═════ Recorded data ═════

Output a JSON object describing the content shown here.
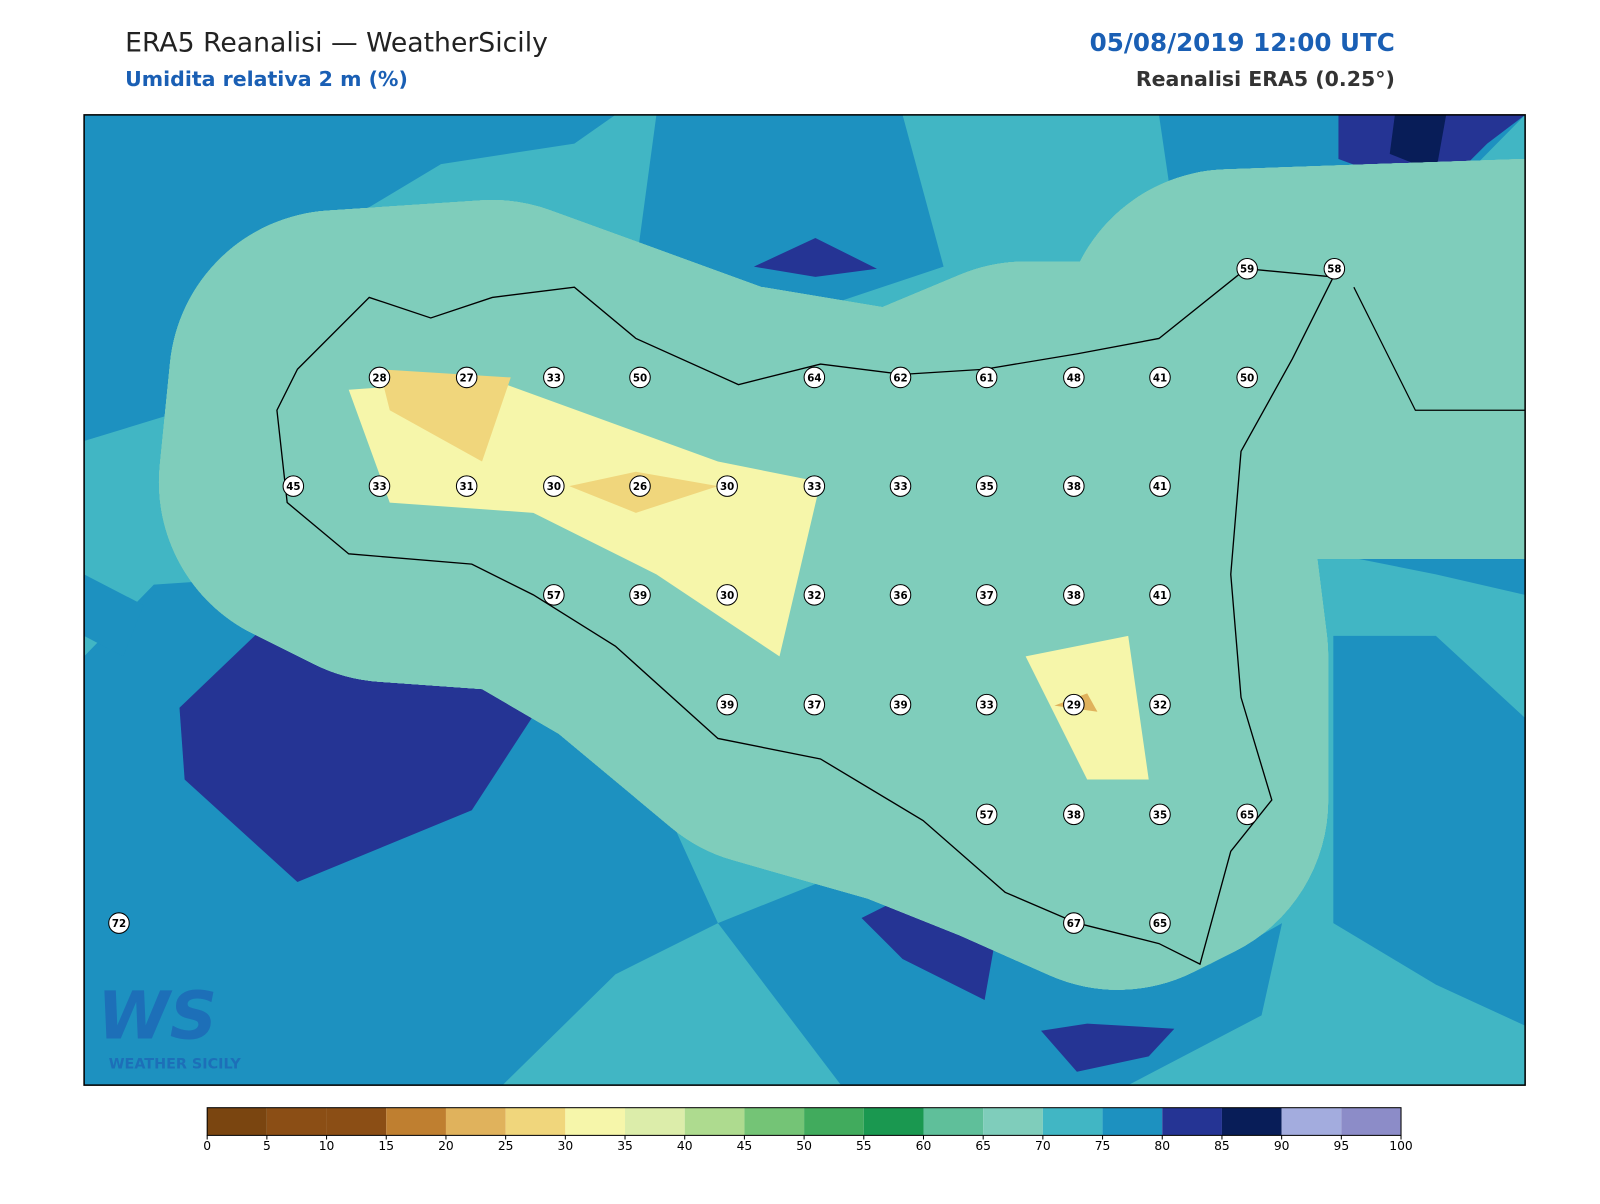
{
  "header": {
    "title": "ERA5 Reanalisi — WeatherSicily",
    "subtitle": "Umidita relativa 2 m (%)",
    "date": "05/08/2019 12:00 UTC",
    "source": "Reanalisi ERA5 (0.25°)"
  },
  "stations": [
    28,
    27,
    33,
    50,
    64,
    62,
    61,
    48,
    41,
    50,
    59,
    58,
    45,
    33,
    31,
    30,
    26,
    30,
    33,
    33,
    35,
    38,
    41,
    57,
    39,
    30,
    32,
    36,
    37,
    38,
    41,
    39,
    37,
    39,
    33,
    29,
    32,
    57,
    38,
    35,
    65,
    72,
    67,
    65
  ],
  "colorbar": {
    "ticks": [
      0,
      5,
      10,
      15,
      20,
      25,
      30,
      35,
      40,
      45,
      50,
      55,
      60,
      65,
      70,
      75,
      80,
      85,
      90,
      95,
      100
    ],
    "colors": [
      "#7a4510",
      "#8b4e15",
      "#8b4e15",
      "#bf7f30",
      "#e0b25c",
      "#f0d67c",
      "#f6f6aa",
      "#dcedaa",
      "#aedb8f",
      "#74c476",
      "#41ab5d",
      "#1a9850",
      "#5fbf9a",
      "#7fcdbb",
      "#41b6c4",
      "#1d91c0",
      "#253494",
      "#081d58",
      "#a3acde",
      "#8c8cc8"
    ]
  },
  "logo": {
    "mark": "WS",
    "name": "WEATHER SICILY"
  }
}
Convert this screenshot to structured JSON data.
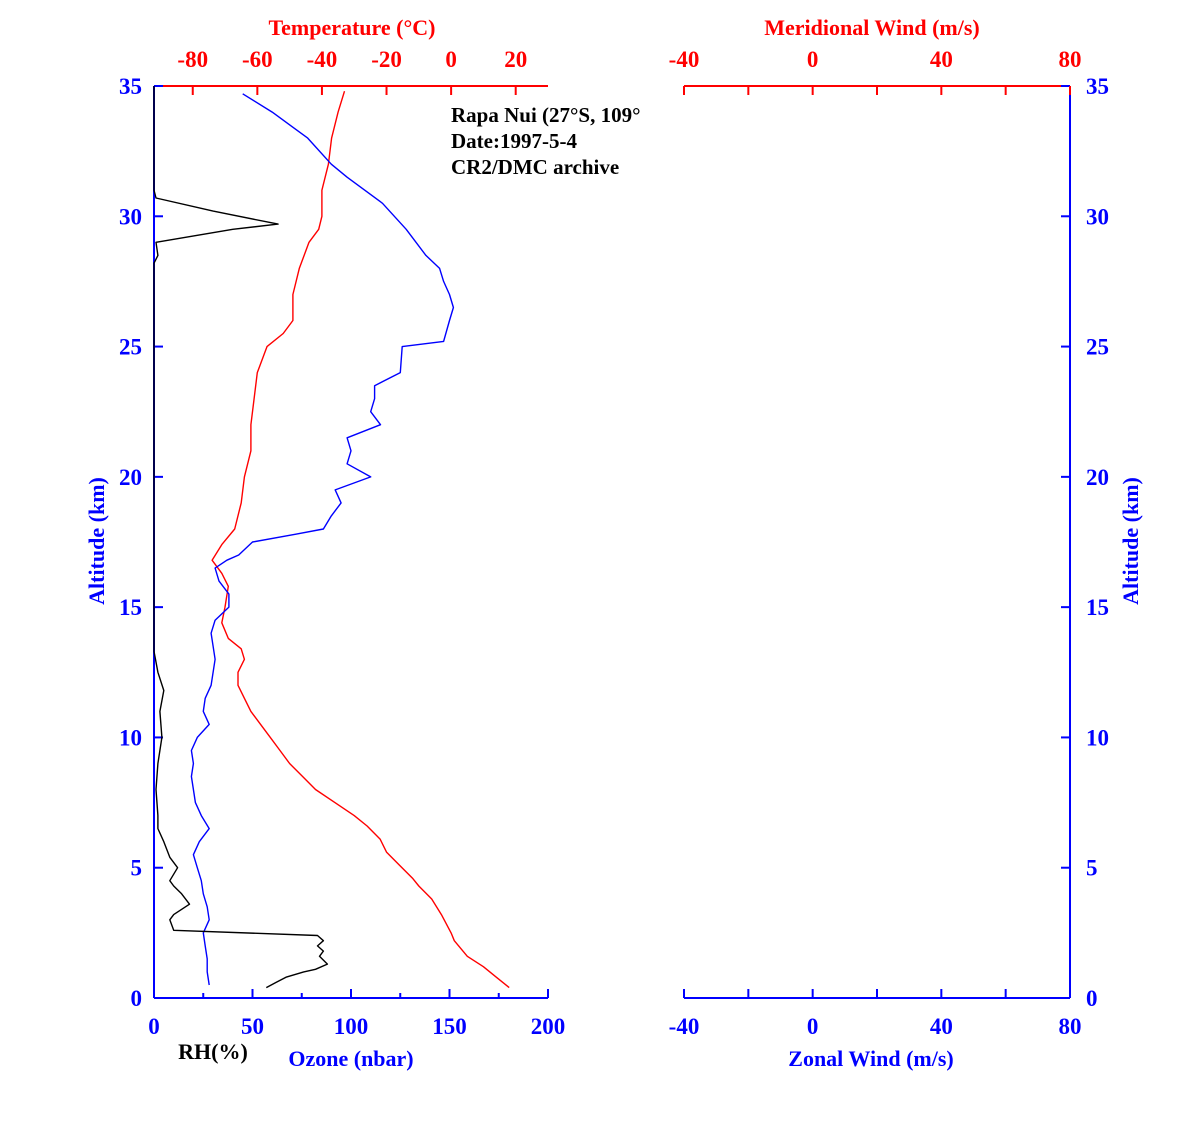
{
  "colors": {
    "blue": "#0000ff",
    "red": "#ff0000",
    "black": "#000000"
  },
  "annotation": {
    "station": "Rapa Nui (27°S, 109°",
    "date": "Date:1997-5-4",
    "archive": "CR2/DMC archive"
  },
  "left_panel": {
    "altitude_label": "Altitude (km)",
    "altitude_ticks": [
      "0",
      "5",
      "10",
      "15",
      "20",
      "25",
      "30",
      "35"
    ],
    "temperature_label": "Temperature (°C)",
    "temperature_ticks": [
      "-80",
      "-60",
      "-40",
      "-20",
      "0",
      "20"
    ],
    "ozone_label": "Ozone (nbar)",
    "rh_label": "RH(%)",
    "ozone_ticks": [
      "0",
      "50",
      "100",
      "150",
      "200"
    ]
  },
  "right_panel": {
    "altitude_label": "Altitude (km)",
    "altitude_ticks": [
      "0",
      "5",
      "10",
      "15",
      "20",
      "25",
      "30",
      "35"
    ],
    "meridional_label": "Meridional Wind (m/s)",
    "meridional_ticks": [
      "-40",
      "0",
      "40",
      "80"
    ],
    "zonal_label": "Zonal Wind (m/s)",
    "zonal_ticks": [
      "-40",
      "0",
      "40",
      "80"
    ]
  },
  "chart_data": {
    "type": "line",
    "ylim": [
      0,
      35
    ],
    "temperature_xlim": [
      -92,
      30
    ],
    "ozone_xlim": [
      0,
      200
    ],
    "rh_xlim": [
      0,
      200
    ],
    "wind_xlim": [
      -40,
      80
    ],
    "grid": false,
    "series": [
      {
        "name": "Temperature (°C)",
        "axis": "temperature",
        "color": "#ff0000",
        "points": [
          [
            18,
            0.4
          ],
          [
            14,
            0.8
          ],
          [
            10,
            1.2
          ],
          [
            5,
            1.6
          ],
          [
            1,
            2.2
          ],
          [
            0,
            2.5
          ],
          [
            -3,
            3.2
          ],
          [
            -6,
            3.8
          ],
          [
            -10,
            4.3
          ],
          [
            -12,
            4.6
          ],
          [
            -16,
            5.1
          ],
          [
            -20,
            5.6
          ],
          [
            -22,
            6.1
          ],
          [
            -26,
            6.6
          ],
          [
            -30,
            7.0
          ],
          [
            -36,
            7.5
          ],
          [
            -42,
            8.0
          ],
          [
            -46,
            8.5
          ],
          [
            -50,
            9.0
          ],
          [
            -53,
            9.5
          ],
          [
            -56,
            10.0
          ],
          [
            -59,
            10.5
          ],
          [
            -62,
            11.0
          ],
          [
            -64,
            11.5
          ],
          [
            -66,
            12.0
          ],
          [
            -66,
            12.5
          ],
          [
            -64,
            13.0
          ],
          [
            -65,
            13.4
          ],
          [
            -69,
            13.8
          ],
          [
            -71,
            14.4
          ],
          [
            -70,
            15.0
          ],
          [
            -69,
            15.8
          ],
          [
            -71,
            16.3
          ],
          [
            -74,
            16.8
          ],
          [
            -71,
            17.4
          ],
          [
            -67,
            18.0
          ],
          [
            -65,
            19.0
          ],
          [
            -64,
            20.0
          ],
          [
            -62,
            21.0
          ],
          [
            -62,
            22.0
          ],
          [
            -61,
            23.0
          ],
          [
            -60,
            24.0
          ],
          [
            -57,
            25.0
          ],
          [
            -52,
            25.5
          ],
          [
            -49,
            26.0
          ],
          [
            -49,
            27.0
          ],
          [
            -47,
            28.0
          ],
          [
            -44,
            29.0
          ],
          [
            -41,
            29.5
          ],
          [
            -40,
            30.0
          ],
          [
            -40,
            31.0
          ],
          [
            -38,
            32.0
          ],
          [
            -37,
            33.0
          ],
          [
            -35,
            34.0
          ],
          [
            -33,
            34.8
          ]
        ]
      },
      {
        "name": "Ozone (nbar)",
        "axis": "ozone",
        "color": "#0000ff",
        "points": [
          [
            28,
            0.5
          ],
          [
            27,
            1.0
          ],
          [
            27,
            1.5
          ],
          [
            26,
            2.0
          ],
          [
            25,
            2.5
          ],
          [
            28,
            3.0
          ],
          [
            27,
            3.5
          ],
          [
            25,
            4.0
          ],
          [
            24,
            4.5
          ],
          [
            22,
            5.0
          ],
          [
            20,
            5.5
          ],
          [
            23,
            6.0
          ],
          [
            28,
            6.5
          ],
          [
            24,
            7.0
          ],
          [
            21,
            7.5
          ],
          [
            20,
            8.0
          ],
          [
            19,
            8.5
          ],
          [
            20,
            9.0
          ],
          [
            19,
            9.5
          ],
          [
            22,
            10.0
          ],
          [
            28,
            10.5
          ],
          [
            25,
            11.0
          ],
          [
            26,
            11.5
          ],
          [
            29,
            12.0
          ],
          [
            30,
            12.5
          ],
          [
            31,
            13.0
          ],
          [
            30,
            13.5
          ],
          [
            29,
            14.0
          ],
          [
            31,
            14.5
          ],
          [
            38,
            15.0
          ],
          [
            38,
            15.5
          ],
          [
            33,
            16.0
          ],
          [
            31,
            16.5
          ],
          [
            37,
            16.8
          ],
          [
            43,
            17.0
          ],
          [
            50,
            17.5
          ],
          [
            72,
            17.8
          ],
          [
            86,
            18.0
          ],
          [
            90,
            18.5
          ],
          [
            95,
            19.0
          ],
          [
            92,
            19.5
          ],
          [
            110,
            20.0
          ],
          [
            98,
            20.5
          ],
          [
            100,
            21.0
          ],
          [
            98,
            21.5
          ],
          [
            115,
            22.0
          ],
          [
            110,
            22.5
          ],
          [
            112,
            23.0
          ],
          [
            112,
            23.5
          ],
          [
            125,
            24.0
          ],
          [
            126,
            25.0
          ],
          [
            147,
            25.2
          ],
          [
            150,
            26.0
          ],
          [
            152,
            26.5
          ],
          [
            150,
            27.0
          ],
          [
            147,
            27.5
          ],
          [
            145,
            28.0
          ],
          [
            138,
            28.5
          ],
          [
            128,
            29.5
          ],
          [
            116,
            30.5
          ],
          [
            98,
            31.5
          ],
          [
            90,
            32.0
          ],
          [
            78,
            33.0
          ],
          [
            60,
            34.0
          ],
          [
            45,
            34.7
          ]
        ]
      },
      {
        "name": "RH(%)",
        "axis": "rh",
        "color": "#000000",
        "points": [
          [
            57,
            0.4
          ],
          [
            62,
            0.6
          ],
          [
            67,
            0.8
          ],
          [
            76,
            1.0
          ],
          [
            82,
            1.1
          ],
          [
            88,
            1.3
          ],
          [
            84,
            1.6
          ],
          [
            86,
            1.8
          ],
          [
            83,
            2.0
          ],
          [
            86,
            2.2
          ],
          [
            83,
            2.4
          ],
          [
            10,
            2.6
          ],
          [
            8,
            3.0
          ],
          [
            10,
            3.2
          ],
          [
            18,
            3.6
          ],
          [
            14,
            4.0
          ],
          [
            10,
            4.3
          ],
          [
            8,
            4.5
          ],
          [
            12,
            5.0
          ],
          [
            8,
            5.4
          ],
          [
            5,
            6.0
          ],
          [
            2,
            6.5
          ],
          [
            2,
            7.0
          ],
          [
            1,
            8.0
          ],
          [
            2,
            9.0
          ],
          [
            4,
            10.0
          ],
          [
            3,
            11.0
          ],
          [
            5,
            11.8
          ],
          [
            2,
            12.5
          ],
          [
            0,
            13.3
          ],
          [
            0,
            16.0
          ],
          [
            0,
            28.2
          ],
          [
            2,
            28.5
          ],
          [
            1,
            29.0
          ],
          [
            40,
            29.5
          ],
          [
            63,
            29.7
          ],
          [
            30,
            30.2
          ],
          [
            1,
            30.7
          ],
          [
            0,
            31.0
          ],
          [
            0,
            35.0
          ]
        ]
      },
      {
        "name": "Zonal Wind (m/s)",
        "axis": "zonal",
        "values": []
      },
      {
        "name": "Meridional Wind (m/s)",
        "axis": "meridional",
        "values": []
      }
    ]
  }
}
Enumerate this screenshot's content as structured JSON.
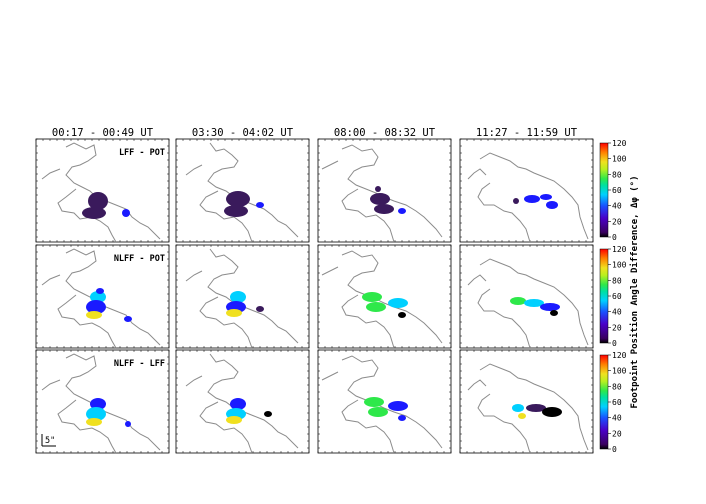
{
  "chart_data": {
    "type": "heatmap",
    "columns": [
      "00:17 - 00:49 UT",
      "03:30 - 04:02 UT",
      "08:00 - 08:32 UT",
      "11:27 - 11:59 UT"
    ],
    "rows": [
      "LFF - POT",
      "NLFF - POT",
      "NLFF - LFF"
    ],
    "colorbar": {
      "label": "Footpoint Position Angle Difference, Δφ (°)",
      "range": [
        0,
        120
      ],
      "ticks": [
        "120",
        "100",
        "80",
        "60",
        "40",
        "20",
        "0"
      ]
    },
    "scale_label": "5\"",
    "grid": false
  },
  "colors": {
    "outline": "#8c8c8c",
    "dark_purple": "#3a1a5c",
    "blue": "#1a1aff",
    "cyan": "#00d0ff",
    "green": "#2ee84a",
    "yellow": "#f0e020",
    "black": "#000000"
  }
}
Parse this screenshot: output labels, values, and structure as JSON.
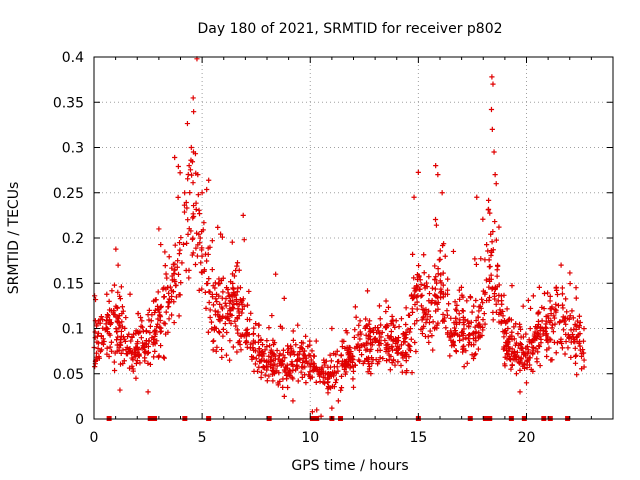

═════

(What you will do) The required answer is a single number: the count of lines in the entries that hold the string "name".

(Reply) 6